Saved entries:
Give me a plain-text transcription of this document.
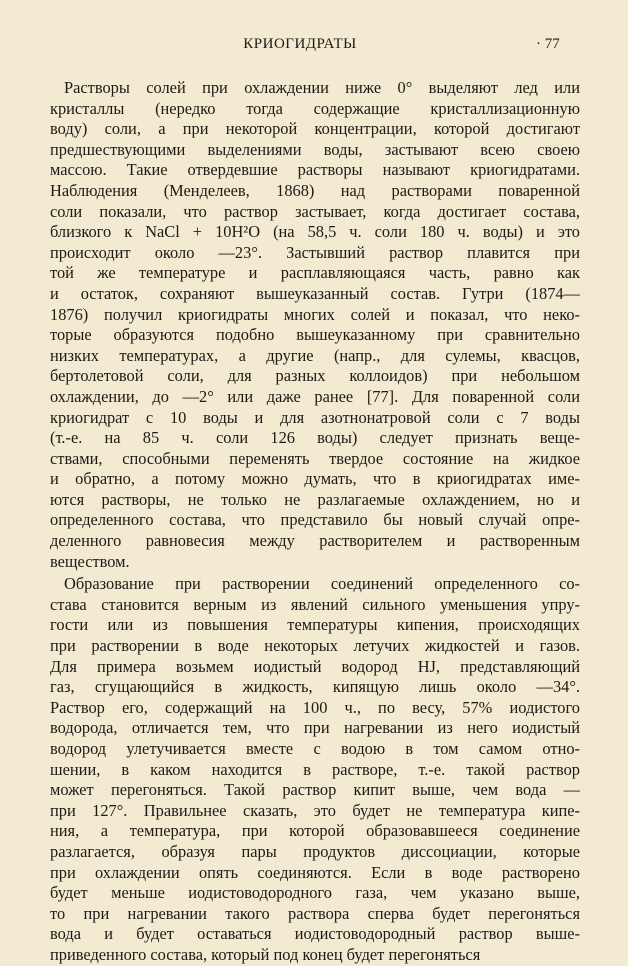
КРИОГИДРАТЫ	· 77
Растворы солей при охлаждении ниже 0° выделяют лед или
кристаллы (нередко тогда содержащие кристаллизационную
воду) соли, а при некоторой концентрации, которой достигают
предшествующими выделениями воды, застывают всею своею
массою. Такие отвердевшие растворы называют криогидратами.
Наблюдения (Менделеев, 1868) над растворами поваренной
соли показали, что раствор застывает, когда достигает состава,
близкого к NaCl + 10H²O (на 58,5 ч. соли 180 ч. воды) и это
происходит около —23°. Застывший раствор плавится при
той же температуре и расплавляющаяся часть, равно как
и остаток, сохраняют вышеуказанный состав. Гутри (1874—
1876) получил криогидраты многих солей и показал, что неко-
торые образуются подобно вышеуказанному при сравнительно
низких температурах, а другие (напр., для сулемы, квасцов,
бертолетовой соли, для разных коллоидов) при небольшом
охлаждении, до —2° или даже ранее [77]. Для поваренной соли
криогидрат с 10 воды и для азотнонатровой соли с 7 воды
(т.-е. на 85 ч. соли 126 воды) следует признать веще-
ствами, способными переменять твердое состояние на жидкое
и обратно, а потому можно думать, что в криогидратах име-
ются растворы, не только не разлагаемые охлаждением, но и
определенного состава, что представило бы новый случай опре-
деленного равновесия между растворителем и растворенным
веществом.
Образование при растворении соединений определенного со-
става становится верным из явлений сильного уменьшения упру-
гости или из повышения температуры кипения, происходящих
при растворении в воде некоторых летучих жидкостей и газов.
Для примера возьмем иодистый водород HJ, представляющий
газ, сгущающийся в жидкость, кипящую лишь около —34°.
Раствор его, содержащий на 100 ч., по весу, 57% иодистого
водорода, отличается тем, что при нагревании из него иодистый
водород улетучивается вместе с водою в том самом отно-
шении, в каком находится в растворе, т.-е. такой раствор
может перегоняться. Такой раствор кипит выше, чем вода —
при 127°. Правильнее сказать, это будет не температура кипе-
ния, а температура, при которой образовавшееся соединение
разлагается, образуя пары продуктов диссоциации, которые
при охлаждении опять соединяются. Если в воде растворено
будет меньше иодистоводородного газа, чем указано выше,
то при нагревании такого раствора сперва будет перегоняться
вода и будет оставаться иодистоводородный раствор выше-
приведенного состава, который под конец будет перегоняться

> Given request:
From the data, list each line in which the string "охлаждении" appears.

> Solution for this problem:
Растворы солей при охлаждении ниже 0° выделяют лед или
охлаждении, до —2° или даже ранее [77]. Для поваренной соли
при охлаждении опять соединяются. Если в воде растворено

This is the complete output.